**Requirements**
Gather the lines below that include the string "간소화자료를", copying each in full.

[Stored dataset items]
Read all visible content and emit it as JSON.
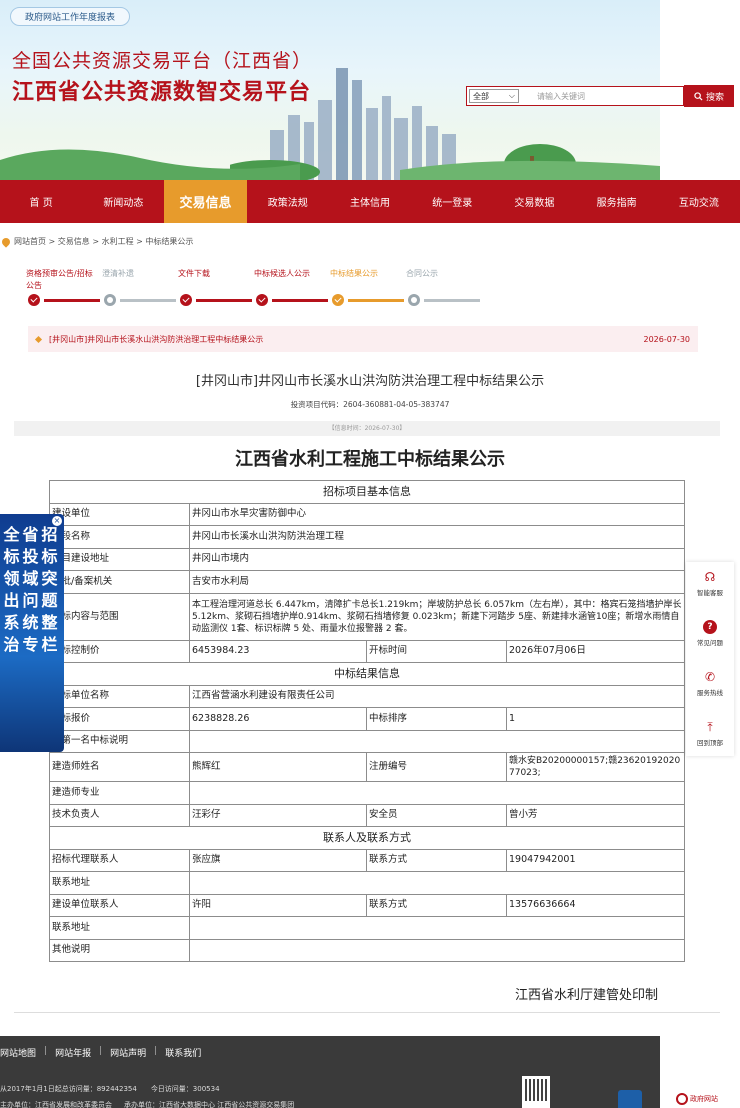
{
  "header": {
    "report_tag": "政府网站工作年度报表",
    "title_line1": "全国公共资源交易平台（江西省）",
    "title_line2": "江西省公共资源数智交易平台",
    "search_scope": "全部",
    "search_placeholder": "请输入关键词",
    "search_button": "搜索"
  },
  "nav": {
    "items": [
      {
        "label": "首 页"
      },
      {
        "label": "新闻动态"
      },
      {
        "label": "交易信息"
      },
      {
        "label": "政策法规"
      },
      {
        "label": "主体信用"
      },
      {
        "label": "统一登录"
      },
      {
        "label": "交易数据"
      },
      {
        "label": "服务指南"
      },
      {
        "label": "互动交流"
      }
    ],
    "active_index": 2
  },
  "breadcrumb": "网站首页 > 交易信息 > 水利工程 > 中标结果公示",
  "steps": [
    {
      "label_line1": "资格预审公告/招标",
      "label_line2": "公告",
      "state": "done"
    },
    {
      "label_line1": "澄清补遗",
      "label_line2": "",
      "state": "todo"
    },
    {
      "label_line1": "文件下载",
      "label_line2": "",
      "state": "done"
    },
    {
      "label_line1": "中标候选人公示",
      "label_line2": "",
      "state": "done"
    },
    {
      "label_line1": "中标结果公示",
      "label_line2": "",
      "state": "current"
    },
    {
      "label_line1": "合同公示",
      "label_line2": "",
      "state": "todo"
    }
  ],
  "notice": {
    "text": "[井冈山市]井冈山市长溪水山洪沟防洪治理工程中标结果公示",
    "date": "2026-07-30"
  },
  "document": {
    "title": "[井冈山市]井冈山市长溪水山洪沟防洪治理工程中标结果公示",
    "project_code": "投资项目代码：2604-360881-04-05-383747",
    "info_time": "【信息时间：2026-07-30】",
    "main_title": "江西省水利工程施工中标结果公示",
    "sections": {
      "basic": "招标项目基本信息",
      "result": "中标结果信息",
      "contact": "联系人及联系方式"
    },
    "rows": {
      "builder": {
        "label": "建设单位",
        "value": "井冈山市水旱灾害防御中心"
      },
      "project": {
        "label": "标段名称",
        "value": "井冈山市长溪水山洪沟防洪治理工程"
      },
      "location": {
        "label": "项目建设地址",
        "value": "井冈山市境内"
      },
      "approver": {
        "label": "审批/备案机关",
        "value": "吉安市水利局"
      },
      "scope": {
        "label": "招标内容与范围",
        "value": "本工程治理河道总长 6.447km，清障扩卡总长1.219km；岸坡防护总长 6.057km（左右岸），其中：格宾石笼挡墙护岸长 5.12km、浆砌石挡墙护岸0.914km、浆砌石挡墙修复 0.023km；新建下河踏步 5座、新建排水涵管10座；新增水雨情自动监测仪 1套、标识标牌 5 处、雨量水位报警器 2 套。"
      },
      "control_price": {
        "label": "招标控制价",
        "value": "6453984.23",
        "label2": "开标时间",
        "value2": "2026年07月06日"
      },
      "winner": {
        "label": "中标单位名称",
        "value": "江西省营涵水利建设有限责任公司"
      },
      "bid_price": {
        "label": "中标报价",
        "value": "6238828.26",
        "label2": "中标排序",
        "value2": "1"
      },
      "non_first": {
        "label": "非第一名中标说明",
        "value": ""
      },
      "engineer": {
        "label": "建造师姓名",
        "value": "熊辉红",
        "label2": "注册编号",
        "value2": "赣水安B20200000157;赣2362019202077023;"
      },
      "engineer_major": {
        "label": "建造师专业",
        "value": ""
      },
      "tech_lead": {
        "label": "技术负责人",
        "value": "汪彩仔",
        "label2": "安全员",
        "value2": "曾小芳"
      },
      "agent_contact": {
        "label": "招标代理联系人",
        "value": "张应旗",
        "label2": "联系方式",
        "value2": "19047942001"
      },
      "agent_address": {
        "label": "联系地址",
        "value": ""
      },
      "owner_contact": {
        "label": "建设单位联系人",
        "value": "许阳",
        "label2": "联系方式",
        "value2": "13576636664"
      },
      "owner_address": {
        "label": "联系地址",
        "value": ""
      },
      "other": {
        "label": "其他说明",
        "value": ""
      }
    },
    "signature": "江西省水利厅建管处印制"
  },
  "footer": {
    "links": [
      "网站地图",
      "网站年报",
      "网站声明",
      "联系我们"
    ],
    "stat_total": "从2017年1月1日起总访问量：892442354",
    "stat_today": "今日访问量：300534",
    "org_host": "主办单位：江西省发展和改革委员会",
    "org_operator": "承办单位：江西省大数据中心  江西省公共资源交易集团",
    "gov_logo_text": "政府网站"
  },
  "float_left": {
    "text": "全省招标投标领域突出问题系统整治专栏"
  },
  "float_right": {
    "items": [
      {
        "label": "智能客服"
      },
      {
        "label": "常见问题"
      },
      {
        "label": "服务热线"
      },
      {
        "label": "回到顶部"
      }
    ]
  },
  "colors": {
    "brand_red": "#b5121b",
    "accent_orange": "#e79b2c",
    "pending_gray": "#9aa6ad"
  }
}
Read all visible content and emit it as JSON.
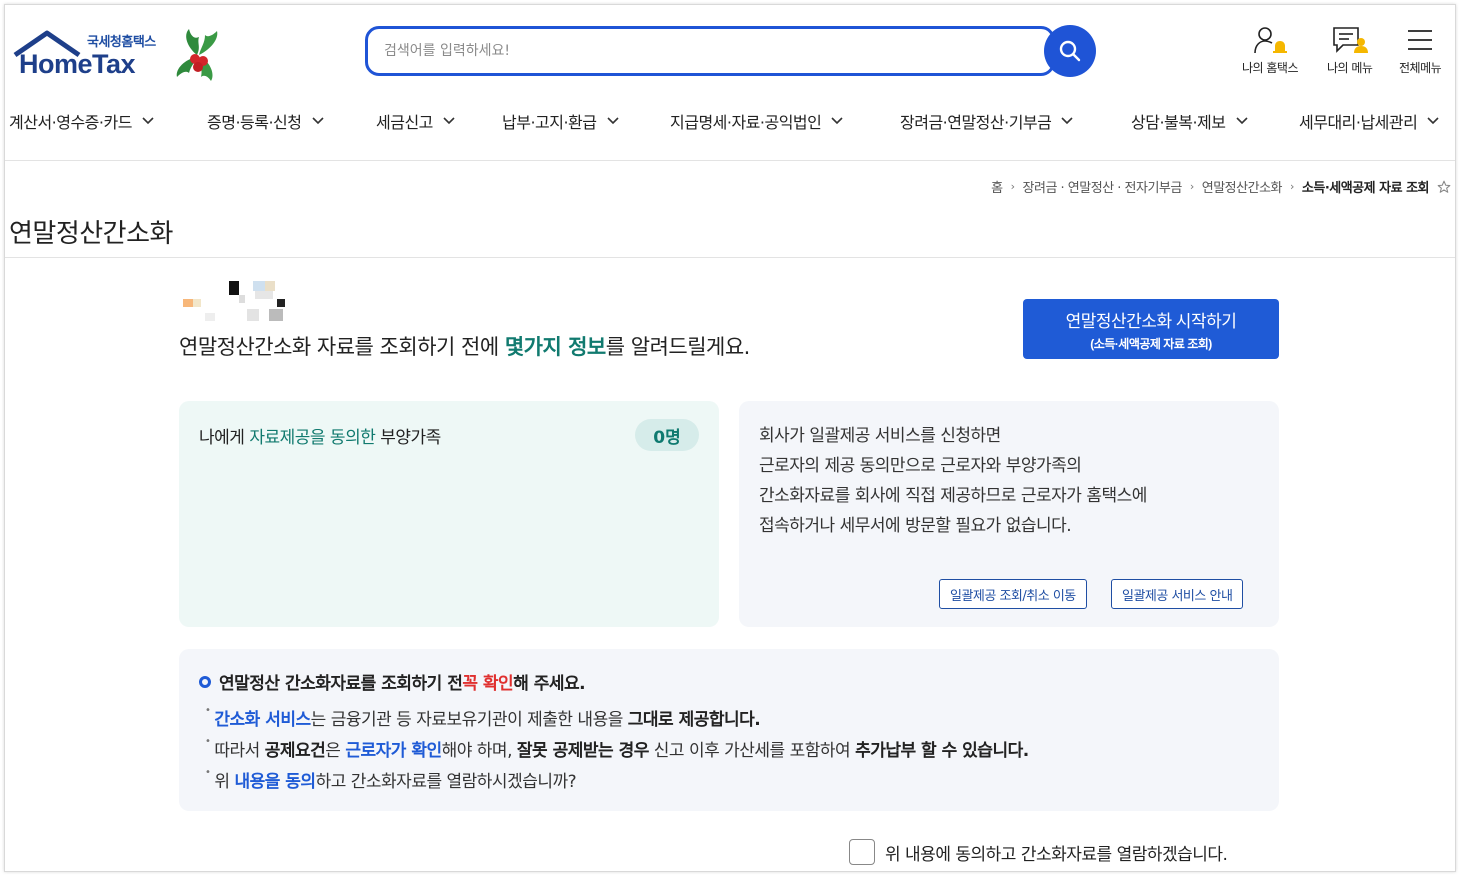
{
  "logo": {
    "sub": "국세청홈택스",
    "main": "HomeTax"
  },
  "search": {
    "placeholder": "검색어를 입력하세요!"
  },
  "top_menu": [
    {
      "label": "나의 홈택스",
      "icon": "user-bell-icon"
    },
    {
      "label": "나의 메뉴",
      "icon": "my-menu-icon"
    },
    {
      "label": "전체메뉴",
      "icon": "hamburger-icon"
    }
  ],
  "nav": [
    "계산서·영수증·카드",
    "증명·등록·신청",
    "세금신고",
    "납부·고지·환급",
    "지급명세·자료·공익법인",
    "장려금·연말정산·기부금",
    "상담·불복·제보",
    "세무대리·납세관리"
  ],
  "breadcrumb": {
    "items": [
      "홈",
      "장려금 · 연말정산 · 전자기부금",
      "연말정산간소화"
    ],
    "current": "소득·세액공제 자료 조회"
  },
  "page_title": "연말정산간소화",
  "intro": {
    "before": "연말정산간소화 자료를 조회하기 전에 ",
    "highlight": "몇가지 정보",
    "after": "를 알려드릴게요."
  },
  "start_button": {
    "label": "연말정산간소화 시작하기",
    "sub": "(소득·세액공제 자료 조회)"
  },
  "dependents": {
    "before": "나에게 ",
    "highlight": "자료제공을 동의한",
    "after": " 부양가족",
    "count": "0명"
  },
  "bulk_service": {
    "lines": [
      "회사가 일괄제공 서비스를 신청하면",
      "근로자의 제공 동의만으로 근로자와 부양가족의",
      "간소화자료를 회사에 직접 제공하므로 근로자가 홈택스에",
      "접속하거나 세무서에 방문할 필요가 없습니다."
    ],
    "btn_query": "일괄제공 조회/취소 이동",
    "btn_guide": "일괄제공 서비스 안내"
  },
  "notice": {
    "head_a": "연말정산 간소화자료를 조회하기 전 ",
    "head_red": "꼭 확인",
    "head_b": "해 주세요.",
    "l1_blue": "간소화 서비스",
    "l1_a": "는 금융기관 등 자료보유기관이 제출한 내용을 ",
    "l1_bold": "그대로 제공합니다.",
    "l2_a": "따라서 ",
    "l2_bold1": "공제요건",
    "l2_b": "은 ",
    "l2_blue": "근로자가 확인",
    "l2_c": "해야 하며, ",
    "l2_bold2": "잘못 공제받는 경우",
    "l2_d": " 신고 이후 가산세를 포함하여 ",
    "l2_bold3": "추가납부 할 수 있습니다.",
    "l3_a": "위 ",
    "l3_blue": "내용을 동의",
    "l3_b": "하고 간소화자료를 열람하시겠습니까?"
  },
  "agree_label": "위 내용에 동의하고 간소화자료를 열람하겠습니다.",
  "colors": {
    "primary": "#1f5bd6",
    "teal": "#117a6f",
    "red": "#e0302f"
  }
}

**Output**
      "간소화자료를 회사에 직접 제공하므로 근로자가 홈택스에",
    "head_a": "연말정산 간소화자료를 조회하기 전 ",
    "l3_b": "하고 간소화자료를 열람하시겠습니까?"
  "agree_label": "위 내용에 동의하고 간소화자료를 열람하겠습니다.",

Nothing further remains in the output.